(Data excerpts)
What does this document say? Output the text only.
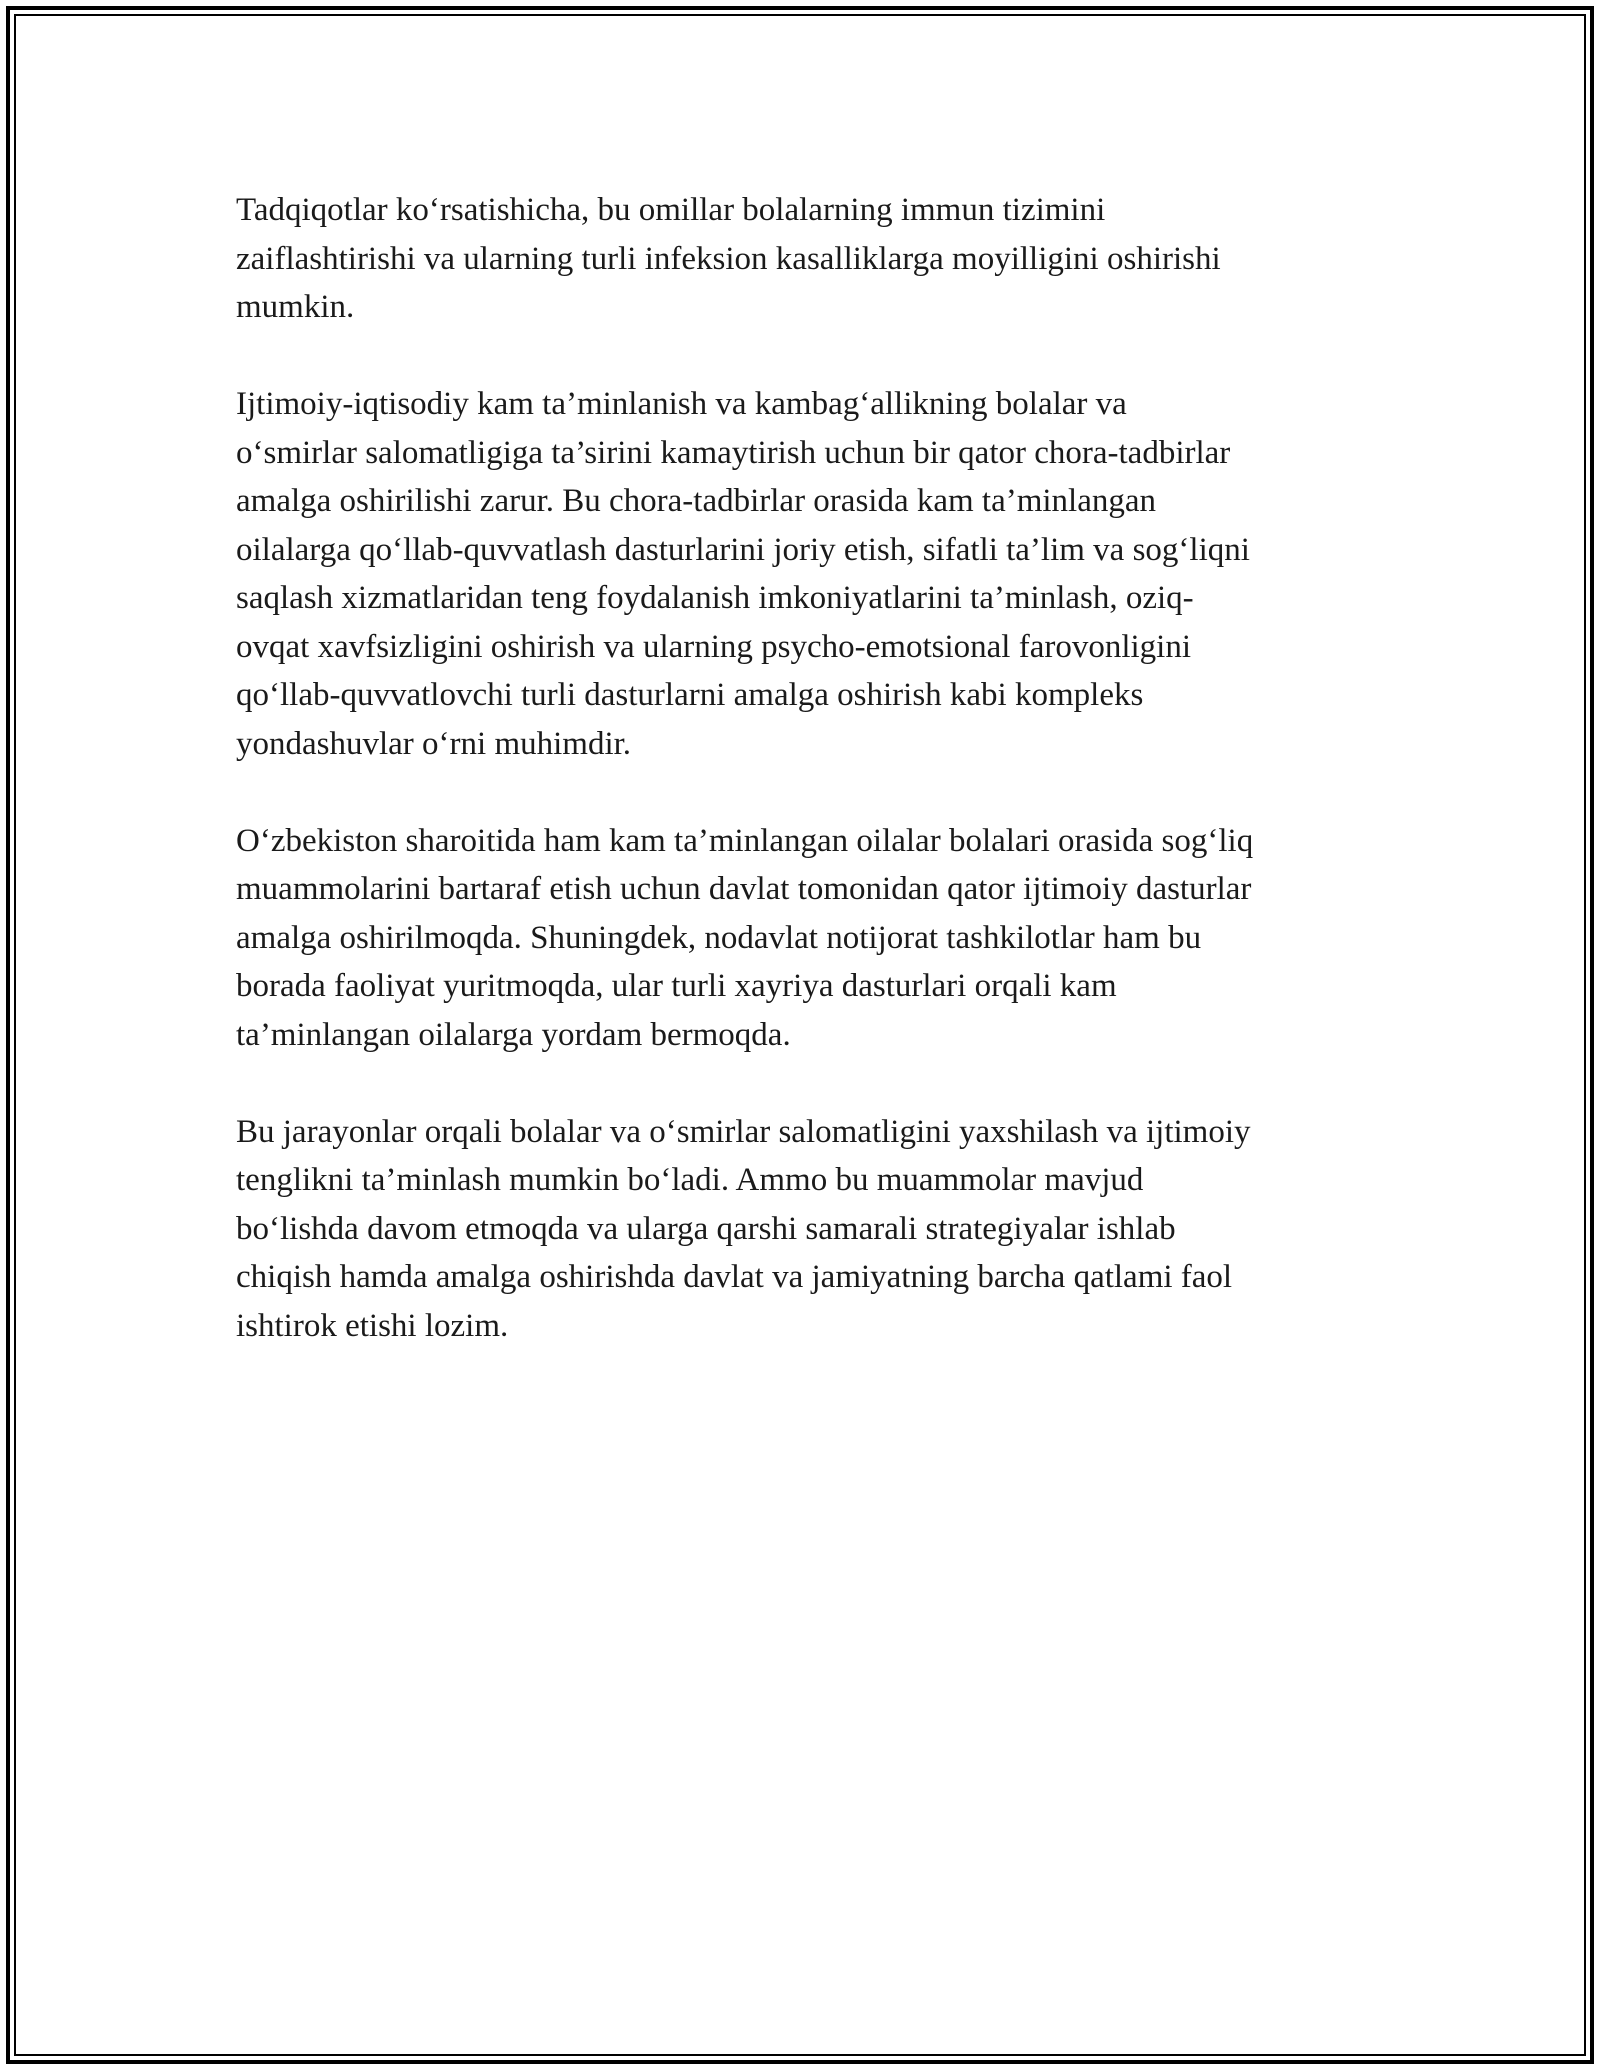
Tadqiqotlar ko‘rsatishicha, bu omillar bolalarning immun tizimini
zaiflashtirishi va ularning turli infeksion kasalliklarga moyilligini oshirishi
mumkin.

Ijtimoiy-iqtisodiy kam ta’minlanish va kambag‘allikning bolalar va
o‘smirlar salomatligiga ta’sirini kamaytirish uchun bir qator chora-tadbirlar
amalga oshirilishi zarur. Bu chora-tadbirlar orasida kam ta’minlangan
oilalarga qo‘llab-quvvatlash dasturlarini joriy etish, sifatli ta’lim va sog‘liqni
saqlash xizmatlaridan teng foydalanish imkoniyatlarini ta’minlash, oziq-
ovqat xavfsizligini oshirish va ularning psycho-emotsional farovonligini
qo‘llab-quvvatlovchi turli dasturlarni amalga oshirish kabi kompleks
yondashuvlar o‘rni muhimdir.

O‘zbekiston sharoitida ham kam ta’minlangan oilalar bolalari orasida sog‘liq
muammolarini bartaraf etish uchun davlat tomonidan qator ijtimoiy dasturlar
amalga oshirilmoqda. Shuningdek, nodavlat notijorat tashkilotlar ham bu
borada faoliyat yuritmoqda, ular turli xayriya dasturlari orqali kam
ta’minlangan oilalarga yordam bermoqda.

Bu jarayonlar orqali bolalar va o‘smirlar salomatligini yaxshilash va ijtimoiy
tenglikni ta’minlash mumkin bo‘ladi. Ammo bu muammolar mavjud
bo‘lishda davom etmoqda va ularga qarshi samarali strategiyalar ishlab
chiqish hamda amalga oshirishda davlat va jamiyatning barcha qatlami faol
ishtirok etishi lozim.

• [Task objective] Pictures in the records above are not copied; print everything else exactly.

• [Response to the task]
What does this document say? Output the text only.
Tadqiqotlar ko‘rsatishicha, bu omillar bolalarning immun tizimini
zaiflashtirishi va ularning turli infeksion kasalliklarga moyilligini oshirishi
mumkin.

Ijtimoiy-iqtisodiy kam ta’minlanish va kambag‘allikning bolalar va
o‘smirlar salomatligiga ta’sirini kamaytirish uchun bir qator chora-tadbirlar
amalga oshirilishi zarur. Bu chora-tadbirlar orasida kam ta’minlangan
oilalarga qo‘llab-quvvatlash dasturlarini joriy etish, sifatli ta’lim va sog‘liqni
saqlash xizmatlaridan teng foydalanish imkoniyatlarini ta’minlash, oziq-
ovqat xavfsizligini oshirish va ularning psycho-emotsional farovonligini
qo‘llab-quvvatlovchi turli dasturlarni amalga oshirish kabi kompleks
yondashuvlar o‘rni muhimdir.

O‘zbekiston sharoitida ham kam ta’minlangan oilalar bolalari orasida sog‘liq
muammolarini bartaraf etish uchun davlat tomonidan qator ijtimoiy dasturlar
amalga oshirilmoqda. Shuningdek, nodavlat notijorat tashkilotlar ham bu
borada faoliyat yuritmoqda, ular turli xayriya dasturlari orqali kam
ta’minlangan oilalarga yordam bermoqda.

Bu jarayonlar orqali bolalar va o‘smirlar salomatligini yaxshilash va ijtimoiy
tenglikni ta’minlash mumkin bo‘ladi. Ammo bu muammolar mavjud
bo‘lishda davom etmoqda va ularga qarshi samarali strategiyalar ishlab
chiqish hamda amalga oshirishda davlat va jamiyatning barcha qatlami faol
ishtirok etishi lozim.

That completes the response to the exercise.